***** Rows *****

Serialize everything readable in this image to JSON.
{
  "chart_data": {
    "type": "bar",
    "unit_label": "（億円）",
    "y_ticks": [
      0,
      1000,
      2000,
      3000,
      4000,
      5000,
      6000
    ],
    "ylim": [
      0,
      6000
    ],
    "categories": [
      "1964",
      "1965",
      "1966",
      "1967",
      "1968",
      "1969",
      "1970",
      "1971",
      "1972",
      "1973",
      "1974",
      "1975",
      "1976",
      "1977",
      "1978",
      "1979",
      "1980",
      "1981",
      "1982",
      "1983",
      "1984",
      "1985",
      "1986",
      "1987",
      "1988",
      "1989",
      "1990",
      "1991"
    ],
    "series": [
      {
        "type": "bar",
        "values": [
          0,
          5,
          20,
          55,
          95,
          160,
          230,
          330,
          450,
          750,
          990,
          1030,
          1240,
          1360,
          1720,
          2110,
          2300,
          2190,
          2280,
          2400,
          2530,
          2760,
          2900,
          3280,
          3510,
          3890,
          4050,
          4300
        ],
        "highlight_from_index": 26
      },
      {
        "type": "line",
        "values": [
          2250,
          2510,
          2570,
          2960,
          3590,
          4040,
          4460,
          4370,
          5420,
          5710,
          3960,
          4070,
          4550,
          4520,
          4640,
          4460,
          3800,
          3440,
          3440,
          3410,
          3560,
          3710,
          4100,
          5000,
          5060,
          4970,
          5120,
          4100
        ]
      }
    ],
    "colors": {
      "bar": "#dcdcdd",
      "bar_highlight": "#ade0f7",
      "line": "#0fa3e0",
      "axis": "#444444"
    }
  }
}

*****

All of the data shown above must be copied exactly.

Serialize everything readable in this image to JSON.
{
  "chart_data": {
    "type": "bar",
    "unit_label": "（億円）",
    "y_ticks": [
      0,
      1000,
      2000,
      3000,
      4000,
      5000,
      6000
    ],
    "ylim": [
      0,
      6000
    ],
    "categories": [
      "1964",
      "1965",
      "1966",
      "1967",
      "1968",
      "1969",
      "1970",
      "1971",
      "1972",
      "1973",
      "1974",
      "1975",
      "1976",
      "1977",
      "1978",
      "1979",
      "1980",
      "1981",
      "1982",
      "1983",
      "1984",
      "1985",
      "1986",
      "1987",
      "1988",
      "1989",
      "1990",
      "1991"
    ],
    "series": [
      {
        "type": "bar",
        "values": [
          0,
          5,
          20,
          55,
          95,
          160,
          230,
          330,
          450,
          750,
          990,
          1030,
          1240,
          1360,
          1720,
          2110,
          2300,
          2190,
          2280,
          2400,
          2530,
          2760,
          2900,
          3280,
          3510,
          3890,
          4050,
          4300
        ],
        "highlight_from_index": 26
      },
      {
        "type": "line",
        "values": [
          2250,
          2510,
          2570,
          2960,
          3590,
          4040,
          4460,
          4370,
          5420,
          5710,
          3960,
          4070,
          4550,
          4520,
          4640,
          4460,
          3800,
          3440,
          3440,
          3410,
          3560,
          3710,
          4100,
          5000,
          5060,
          4970,
          5120,
          4100
        ]
      }
    ],
    "colors": {
      "bar": "#dcdcdd",
      "bar_highlight": "#ade0f7",
      "line": "#0fa3e0",
      "axis": "#444444"
    }
  }
}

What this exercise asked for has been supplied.